### EXERCISE INSTRUCTIONS
Reproduce every entry exactly.
----- EXTRACTED RECORDS -----
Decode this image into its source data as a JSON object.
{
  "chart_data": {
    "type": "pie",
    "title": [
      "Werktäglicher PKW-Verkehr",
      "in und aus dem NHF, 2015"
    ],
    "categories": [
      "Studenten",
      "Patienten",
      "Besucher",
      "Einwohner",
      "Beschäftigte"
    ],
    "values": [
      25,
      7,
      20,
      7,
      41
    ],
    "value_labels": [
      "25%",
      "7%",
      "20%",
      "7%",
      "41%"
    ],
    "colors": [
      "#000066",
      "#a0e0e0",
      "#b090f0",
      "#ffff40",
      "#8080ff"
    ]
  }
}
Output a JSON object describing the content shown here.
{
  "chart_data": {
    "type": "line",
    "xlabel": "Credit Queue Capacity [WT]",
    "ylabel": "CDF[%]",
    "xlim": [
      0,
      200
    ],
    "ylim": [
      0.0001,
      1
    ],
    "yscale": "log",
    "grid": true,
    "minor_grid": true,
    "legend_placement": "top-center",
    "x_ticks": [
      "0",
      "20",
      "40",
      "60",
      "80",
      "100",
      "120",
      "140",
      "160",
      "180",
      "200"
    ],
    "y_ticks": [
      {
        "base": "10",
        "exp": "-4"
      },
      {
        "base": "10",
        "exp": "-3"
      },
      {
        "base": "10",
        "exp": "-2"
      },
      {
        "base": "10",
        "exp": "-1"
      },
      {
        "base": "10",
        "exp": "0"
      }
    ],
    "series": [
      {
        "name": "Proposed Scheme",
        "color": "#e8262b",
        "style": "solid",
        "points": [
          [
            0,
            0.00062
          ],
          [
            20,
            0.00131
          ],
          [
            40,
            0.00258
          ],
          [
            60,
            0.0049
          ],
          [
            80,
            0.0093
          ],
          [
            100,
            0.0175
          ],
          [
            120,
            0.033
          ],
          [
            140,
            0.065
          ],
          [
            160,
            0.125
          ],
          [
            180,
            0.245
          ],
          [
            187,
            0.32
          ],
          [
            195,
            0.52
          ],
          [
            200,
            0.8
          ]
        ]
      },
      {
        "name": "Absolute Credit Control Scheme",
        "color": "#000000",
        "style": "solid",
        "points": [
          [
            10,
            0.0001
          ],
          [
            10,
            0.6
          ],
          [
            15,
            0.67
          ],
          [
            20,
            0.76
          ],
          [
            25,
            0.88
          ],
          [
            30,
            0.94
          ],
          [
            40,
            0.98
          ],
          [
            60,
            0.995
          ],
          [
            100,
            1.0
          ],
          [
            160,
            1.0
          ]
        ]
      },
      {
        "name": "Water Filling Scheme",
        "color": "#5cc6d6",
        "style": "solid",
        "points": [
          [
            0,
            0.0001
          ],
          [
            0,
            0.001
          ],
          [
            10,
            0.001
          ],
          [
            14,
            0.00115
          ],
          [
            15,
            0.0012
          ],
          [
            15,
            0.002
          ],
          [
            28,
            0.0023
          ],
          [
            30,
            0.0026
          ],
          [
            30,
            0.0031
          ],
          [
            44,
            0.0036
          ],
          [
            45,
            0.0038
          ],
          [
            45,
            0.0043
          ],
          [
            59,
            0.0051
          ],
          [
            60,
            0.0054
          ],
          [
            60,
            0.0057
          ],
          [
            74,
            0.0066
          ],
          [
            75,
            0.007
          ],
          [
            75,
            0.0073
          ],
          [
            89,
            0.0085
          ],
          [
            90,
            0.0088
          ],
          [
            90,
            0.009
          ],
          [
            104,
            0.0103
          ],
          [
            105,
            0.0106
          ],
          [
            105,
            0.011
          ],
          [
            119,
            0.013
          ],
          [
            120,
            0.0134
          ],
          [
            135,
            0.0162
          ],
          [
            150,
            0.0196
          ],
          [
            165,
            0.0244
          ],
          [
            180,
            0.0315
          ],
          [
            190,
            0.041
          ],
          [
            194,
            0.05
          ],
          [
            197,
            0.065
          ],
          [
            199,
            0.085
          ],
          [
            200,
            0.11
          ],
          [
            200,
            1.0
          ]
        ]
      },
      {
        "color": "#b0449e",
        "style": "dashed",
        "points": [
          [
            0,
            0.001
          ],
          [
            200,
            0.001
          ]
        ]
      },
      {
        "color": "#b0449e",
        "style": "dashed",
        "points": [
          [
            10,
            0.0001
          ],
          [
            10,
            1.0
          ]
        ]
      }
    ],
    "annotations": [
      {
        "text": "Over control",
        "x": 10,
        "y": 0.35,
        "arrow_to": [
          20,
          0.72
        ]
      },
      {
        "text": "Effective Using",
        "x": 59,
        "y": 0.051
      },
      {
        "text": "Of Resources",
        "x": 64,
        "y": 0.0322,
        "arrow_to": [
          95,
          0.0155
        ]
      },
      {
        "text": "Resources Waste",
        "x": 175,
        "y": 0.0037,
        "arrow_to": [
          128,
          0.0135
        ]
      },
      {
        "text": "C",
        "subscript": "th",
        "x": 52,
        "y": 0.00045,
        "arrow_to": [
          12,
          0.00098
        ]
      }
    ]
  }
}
-----
### CORRECT RESPONSE
Decode this image into its source data as a JSON object.
{
  "chart_data": {
    "type": "pie",
    "title": [
      "Werktäglicher PKW-Verkehr",
      "in und aus dem NHF, 2015"
    ],
    "categories": [
      "Studenten",
      "Patienten",
      "Besucher",
      "Einwohner",
      "Beschäftigte"
    ],
    "values": [
      25,
      7,
      20,
      7,
      41
    ],
    "value_labels": [
      "25%",
      "7%",
      "20%",
      "7%",
      "41%"
    ],
    "colors": [
      "#000066",
      "#a0e0e0",
      "#b090f0",
      "#ffff40",
      "#8080ff"
    ]
  }
}
Output a JSON object describing the content shown here.
{
  "chart_data": {
    "type": "line",
    "xlabel": "Credit Queue Capacity [WT]",
    "ylabel": "CDF[%]",
    "xlim": [
      0,
      200
    ],
    "ylim": [
      0.0001,
      1
    ],
    "yscale": "log",
    "grid": true,
    "minor_grid": true,
    "legend_placement": "top-center",
    "x_ticks": [
      "0",
      "20",
      "40",
      "60",
      "80",
      "100",
      "120",
      "140",
      "160",
      "180",
      "200"
    ],
    "y_ticks": [
      {
        "base": "10",
        "exp": "-4"
      },
      {
        "base": "10",
        "exp": "-3"
      },
      {
        "base": "10",
        "exp": "-2"
      },
      {
        "base": "10",
        "exp": "-1"
      },
      {
        "base": "10",
        "exp": "0"
      }
    ],
    "series": [
      {
        "name": "Proposed Scheme",
        "color": "#e8262b",
        "style": "solid",
        "points": [
          [
            0,
            0.00062
          ],
          [
            20,
            0.00131
          ],
          [
            40,
            0.00258
          ],
          [
            60,
            0.0049
          ],
          [
            80,
            0.0093
          ],
          [
            100,
            0.0175
          ],
          [
            120,
            0.033
          ],
          [
            140,
            0.065
          ],
          [
            160,
            0.125
          ],
          [
            180,
            0.245
          ],
          [
            187,
            0.32
          ],
          [
            195,
            0.52
          ],
          [
            200,
            0.8
          ]
        ]
      },
      {
        "name": "Absolute Credit Control Scheme",
        "color": "#000000",
        "style": "solid",
        "points": [
          [
            10,
            0.0001
          ],
          [
            10,
            0.6
          ],
          [
            15,
            0.67
          ],
          [
            20,
            0.76
          ],
          [
            25,
            0.88
          ],
          [
            30,
            0.94
          ],
          [
            40,
            0.98
          ],
          [
            60,
            0.995
          ],
          [
            100,
            1.0
          ],
          [
            160,
            1.0
          ]
        ]
      },
      {
        "name": "Water Filling Scheme",
        "color": "#5cc6d6",
        "style": "solid",
        "points": [
          [
            0,
            0.0001
          ],
          [
            0,
            0.001
          ],
          [
            10,
            0.001
          ],
          [
            14,
            0.00115
          ],
          [
            15,
            0.0012
          ],
          [
            15,
            0.002
          ],
          [
            28,
            0.0023
          ],
          [
            30,
            0.0026
          ],
          [
            30,
            0.0031
          ],
          [
            44,
            0.0036
          ],
          [
            45,
            0.0038
          ],
          [
            45,
            0.0043
          ],
          [
            59,
            0.0051
          ],
          [
            60,
            0.0054
          ],
          [
            60,
            0.0057
          ],
          [
            74,
            0.0066
          ],
          [
            75,
            0.007
          ],
          [
            75,
            0.0073
          ],
          [
            89,
            0.0085
          ],
          [
            90,
            0.0088
          ],
          [
            90,
            0.009
          ],
          [
            104,
            0.0103
          ],
          [
            105,
            0.0106
          ],
          [
            105,
            0.011
          ],
          [
            119,
            0.013
          ],
          [
            120,
            0.0134
          ],
          [
            135,
            0.0162
          ],
          [
            150,
            0.0196
          ],
          [
            165,
            0.0244
          ],
          [
            180,
            0.0315
          ],
          [
            190,
            0.041
          ],
          [
            194,
            0.05
          ],
          [
            197,
            0.065
          ],
          [
            199,
            0.085
          ],
          [
            200,
            0.11
          ],
          [
            200,
            1.0
          ]
        ]
      },
      {
        "color": "#b0449e",
        "style": "dashed",
        "points": [
          [
            0,
            0.001
          ],
          [
            200,
            0.001
          ]
        ]
      },
      {
        "color": "#b0449e",
        "style": "dashed",
        "points": [
          [
            10,
            0.0001
          ],
          [
            10,
            1.0
          ]
        ]
      }
    ],
    "annotations": [
      {
        "text": "Over control",
        "x": 10,
        "y": 0.35,
        "arrow_to": [
          20,
          0.72
        ]
      },
      {
        "text": "Effective Using",
        "x": 59,
        "y": 0.051
      },
      {
        "text": "Of Resources",
        "x": 64,
        "y": 0.0322,
        "arrow_to": [
          95,
          0.0155
        ]
      },
      {
        "text": "Resources Waste",
        "x": 175,
        "y": 0.0037,
        "arrow_to": [
          128,
          0.0135
        ]
      },
      {
        "text": "C",
        "subscript": "th",
        "x": 52,
        "y": 0.00045,
        "arrow_to": [
          12,
          0.00098
        ]
      }
    ]
  }
}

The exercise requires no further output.